TO DO:
Repeat the data verbatim.

— begin DATA SUPPLIED —

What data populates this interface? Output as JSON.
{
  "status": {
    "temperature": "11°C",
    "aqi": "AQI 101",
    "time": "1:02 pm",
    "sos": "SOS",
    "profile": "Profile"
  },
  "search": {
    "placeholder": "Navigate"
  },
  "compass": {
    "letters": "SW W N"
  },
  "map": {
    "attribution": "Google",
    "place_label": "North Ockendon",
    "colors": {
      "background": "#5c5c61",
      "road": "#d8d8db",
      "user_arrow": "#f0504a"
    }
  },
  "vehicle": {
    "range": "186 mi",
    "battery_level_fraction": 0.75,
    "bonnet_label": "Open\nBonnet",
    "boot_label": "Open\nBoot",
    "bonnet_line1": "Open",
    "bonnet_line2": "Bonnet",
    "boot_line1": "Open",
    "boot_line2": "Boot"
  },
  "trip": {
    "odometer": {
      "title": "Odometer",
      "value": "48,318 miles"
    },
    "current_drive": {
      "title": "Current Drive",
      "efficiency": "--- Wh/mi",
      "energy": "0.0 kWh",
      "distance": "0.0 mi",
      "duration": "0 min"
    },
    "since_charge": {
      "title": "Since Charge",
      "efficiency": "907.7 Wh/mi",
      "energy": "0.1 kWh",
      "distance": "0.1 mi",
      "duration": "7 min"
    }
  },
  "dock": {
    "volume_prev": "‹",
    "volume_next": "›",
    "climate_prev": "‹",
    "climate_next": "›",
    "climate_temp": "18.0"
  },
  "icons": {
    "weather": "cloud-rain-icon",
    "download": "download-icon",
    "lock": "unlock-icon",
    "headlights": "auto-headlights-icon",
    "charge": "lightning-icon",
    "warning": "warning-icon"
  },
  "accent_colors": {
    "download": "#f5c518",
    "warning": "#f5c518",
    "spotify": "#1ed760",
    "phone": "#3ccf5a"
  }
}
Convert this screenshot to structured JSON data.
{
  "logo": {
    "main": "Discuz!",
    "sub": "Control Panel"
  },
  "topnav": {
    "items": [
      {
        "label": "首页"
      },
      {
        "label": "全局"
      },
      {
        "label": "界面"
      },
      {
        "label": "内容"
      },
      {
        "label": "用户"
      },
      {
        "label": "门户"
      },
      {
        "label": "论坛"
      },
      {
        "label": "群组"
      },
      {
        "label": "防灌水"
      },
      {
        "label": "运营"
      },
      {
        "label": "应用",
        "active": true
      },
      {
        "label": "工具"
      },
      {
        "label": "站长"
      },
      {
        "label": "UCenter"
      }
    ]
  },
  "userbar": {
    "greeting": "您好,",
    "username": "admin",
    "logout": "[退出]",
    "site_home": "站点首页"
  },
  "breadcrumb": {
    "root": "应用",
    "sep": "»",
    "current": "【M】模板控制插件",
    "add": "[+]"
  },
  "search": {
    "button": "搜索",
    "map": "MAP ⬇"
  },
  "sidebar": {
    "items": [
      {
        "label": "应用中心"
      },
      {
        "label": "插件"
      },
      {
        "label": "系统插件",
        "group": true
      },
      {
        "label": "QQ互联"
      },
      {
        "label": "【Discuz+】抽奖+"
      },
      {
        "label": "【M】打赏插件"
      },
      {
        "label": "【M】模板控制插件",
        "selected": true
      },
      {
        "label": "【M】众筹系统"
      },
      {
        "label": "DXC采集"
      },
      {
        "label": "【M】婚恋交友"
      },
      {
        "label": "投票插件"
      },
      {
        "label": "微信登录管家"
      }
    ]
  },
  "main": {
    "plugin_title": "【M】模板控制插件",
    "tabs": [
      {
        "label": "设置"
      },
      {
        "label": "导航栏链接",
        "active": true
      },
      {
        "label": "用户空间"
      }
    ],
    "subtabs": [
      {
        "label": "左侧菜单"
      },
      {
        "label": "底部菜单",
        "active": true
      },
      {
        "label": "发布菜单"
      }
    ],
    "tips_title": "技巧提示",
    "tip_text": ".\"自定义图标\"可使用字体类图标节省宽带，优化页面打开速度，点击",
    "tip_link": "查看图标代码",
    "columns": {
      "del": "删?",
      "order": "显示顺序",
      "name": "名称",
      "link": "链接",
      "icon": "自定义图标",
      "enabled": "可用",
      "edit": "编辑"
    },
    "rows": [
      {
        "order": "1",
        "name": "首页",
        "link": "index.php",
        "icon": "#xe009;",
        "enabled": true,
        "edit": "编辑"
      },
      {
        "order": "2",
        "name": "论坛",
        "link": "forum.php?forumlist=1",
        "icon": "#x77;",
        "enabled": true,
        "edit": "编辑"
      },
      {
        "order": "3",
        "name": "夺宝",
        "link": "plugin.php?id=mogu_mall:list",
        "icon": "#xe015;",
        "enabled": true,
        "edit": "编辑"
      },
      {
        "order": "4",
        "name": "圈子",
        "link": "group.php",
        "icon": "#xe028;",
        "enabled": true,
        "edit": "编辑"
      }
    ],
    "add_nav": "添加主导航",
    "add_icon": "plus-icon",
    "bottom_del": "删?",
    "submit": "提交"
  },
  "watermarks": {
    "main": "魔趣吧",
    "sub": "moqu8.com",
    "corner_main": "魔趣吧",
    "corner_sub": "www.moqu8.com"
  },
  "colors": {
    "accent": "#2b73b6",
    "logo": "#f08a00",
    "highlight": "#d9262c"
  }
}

— end DATA SUPPLIED —

EXERCISE RESPONSE:
What data populates this interface? Output as JSON.
{
  "status": {
    "temperature": "11°C",
    "aqi": "AQI 101",
    "time": "1:02 pm",
    "sos": "SOS",
    "profile": "Profile"
  },
  "search": {
    "placeholder": "Navigate"
  },
  "compass": {
    "letters": "SW W N"
  },
  "map": {
    "attribution": "Google",
    "place_label": "North Ockendon",
    "colors": {
      "background": "#5c5c61",
      "road": "#d8d8db",
      "user_arrow": "#f0504a"
    }
  },
  "vehicle": {
    "range": "186 mi",
    "battery_level_fraction": 0.75,
    "bonnet_label": "Open\nBonnet",
    "boot_label": "Open\nBoot",
    "bonnet_line1": "Open",
    "bonnet_line2": "Bonnet",
    "boot_line1": "Open",
    "boot_line2": "Boot"
  },
  "trip": {
    "odometer": {
      "title": "Odometer",
      "value": "48,318 miles"
    },
    "current_drive": {
      "title": "Current Drive",
      "efficiency": "--- Wh/mi",
      "energy": "0.0 kWh",
      "distance": "0.0 mi",
      "duration": "0 min"
    },
    "since_charge": {
      "title": "Since Charge",
      "efficiency": "907.7 Wh/mi",
      "energy": "0.1 kWh",
      "distance": "0.1 mi",
      "duration": "7 min"
    }
  },
  "dock": {
    "volume_prev": "‹",
    "volume_next": "›",
    "climate_prev": "‹",
    "climate_next": "›",
    "climate_temp": "18.0"
  },
  "icons": {
    "weather": "cloud-rain-icon",
    "download": "download-icon",
    "lock": "unlock-icon",
    "headlights": "auto-headlights-icon",
    "charge": "lightning-icon",
    "warning": "warning-icon"
  },
  "accent_colors": {
    "download": "#f5c518",
    "warning": "#f5c518",
    "spotify": "#1ed760",
    "phone": "#3ccf5a"
  }
}
Convert this screenshot to structured JSON data.
{
  "logo": {
    "main": "Discuz!",
    "sub": "Control Panel"
  },
  "topnav": {
    "items": [
      {
        "label": "首页"
      },
      {
        "label": "全局"
      },
      {
        "label": "界面"
      },
      {
        "label": "内容"
      },
      {
        "label": "用户"
      },
      {
        "label": "门户"
      },
      {
        "label": "论坛"
      },
      {
        "label": "群组"
      },
      {
        "label": "防灌水"
      },
      {
        "label": "运营"
      },
      {
        "label": "应用",
        "active": true
      },
      {
        "label": "工具"
      },
      {
        "label": "站长"
      },
      {
        "label": "UCenter"
      }
    ]
  },
  "userbar": {
    "greeting": "您好,",
    "username": "admin",
    "logout": "[退出]",
    "site_home": "站点首页"
  },
  "breadcrumb": {
    "root": "应用",
    "sep": "»",
    "current": "【M】模板控制插件",
    "add": "[+]"
  },
  "search": {
    "button": "搜索",
    "map": "MAP ⬇"
  },
  "sidebar": {
    "items": [
      {
        "label": "应用中心"
      },
      {
        "label": "插件"
      },
      {
        "label": "系统插件",
        "group": true
      },
      {
        "label": "QQ互联"
      },
      {
        "label": "【Discuz+】抽奖+"
      },
      {
        "label": "【M】打赏插件"
      },
      {
        "label": "【M】模板控制插件",
        "selected": true
      },
      {
        "label": "【M】众筹系统"
      },
      {
        "label": "DXC采集"
      },
      {
        "label": "【M】婚恋交友"
      },
      {
        "label": "投票插件"
      },
      {
        "label": "微信登录管家"
      }
    ]
  },
  "main": {
    "plugin_title": "【M】模板控制插件",
    "tabs": [
      {
        "label": "设置"
      },
      {
        "label": "导航栏链接",
        "active": true
      },
      {
        "label": "用户空间"
      }
    ],
    "subtabs": [
      {
        "label": "左侧菜单"
      },
      {
        "label": "底部菜单",
        "active": true
      },
      {
        "label": "发布菜单"
      }
    ],
    "tips_title": "技巧提示",
    "tip_text": ".\"自定义图标\"可使用字体类图标节省宽带，优化页面打开速度，点击",
    "tip_link": "查看图标代码",
    "columns": {
      "del": "删?",
      "order": "显示顺序",
      "name": "名称",
      "link": "链接",
      "icon": "自定义图标",
      "enabled": "可用",
      "edit": "编辑"
    },
    "rows": [
      {
        "order": "1",
        "name": "首页",
        "link": "index.php",
        "icon": "#xe009;",
        "enabled": true,
        "edit": "编辑"
      },
      {
        "order": "2",
        "name": "论坛",
        "link": "forum.php?forumlist=1",
        "icon": "#x77;",
        "enabled": true,
        "edit": "编辑"
      },
      {
        "order": "3",
        "name": "夺宝",
        "link": "plugin.php?id=mogu_mall:list",
        "icon": "#xe015;",
        "enabled": true,
        "edit": "编辑"
      },
      {
        "order": "4",
        "name": "圈子",
        "link": "group.php",
        "icon": "#xe028;",
        "enabled": true,
        "edit": "编辑"
      }
    ],
    "add_nav": "添加主导航",
    "add_icon": "plus-icon",
    "bottom_del": "删?",
    "submit": "提交"
  },
  "watermarks": {
    "main": "魔趣吧",
    "sub": "moqu8.com",
    "corner_main": "魔趣吧",
    "corner_sub": "www.moqu8.com"
  },
  "colors": {
    "accent": "#2b73b6",
    "logo": "#f08a00",
    "highlight": "#d9262c"
  }
}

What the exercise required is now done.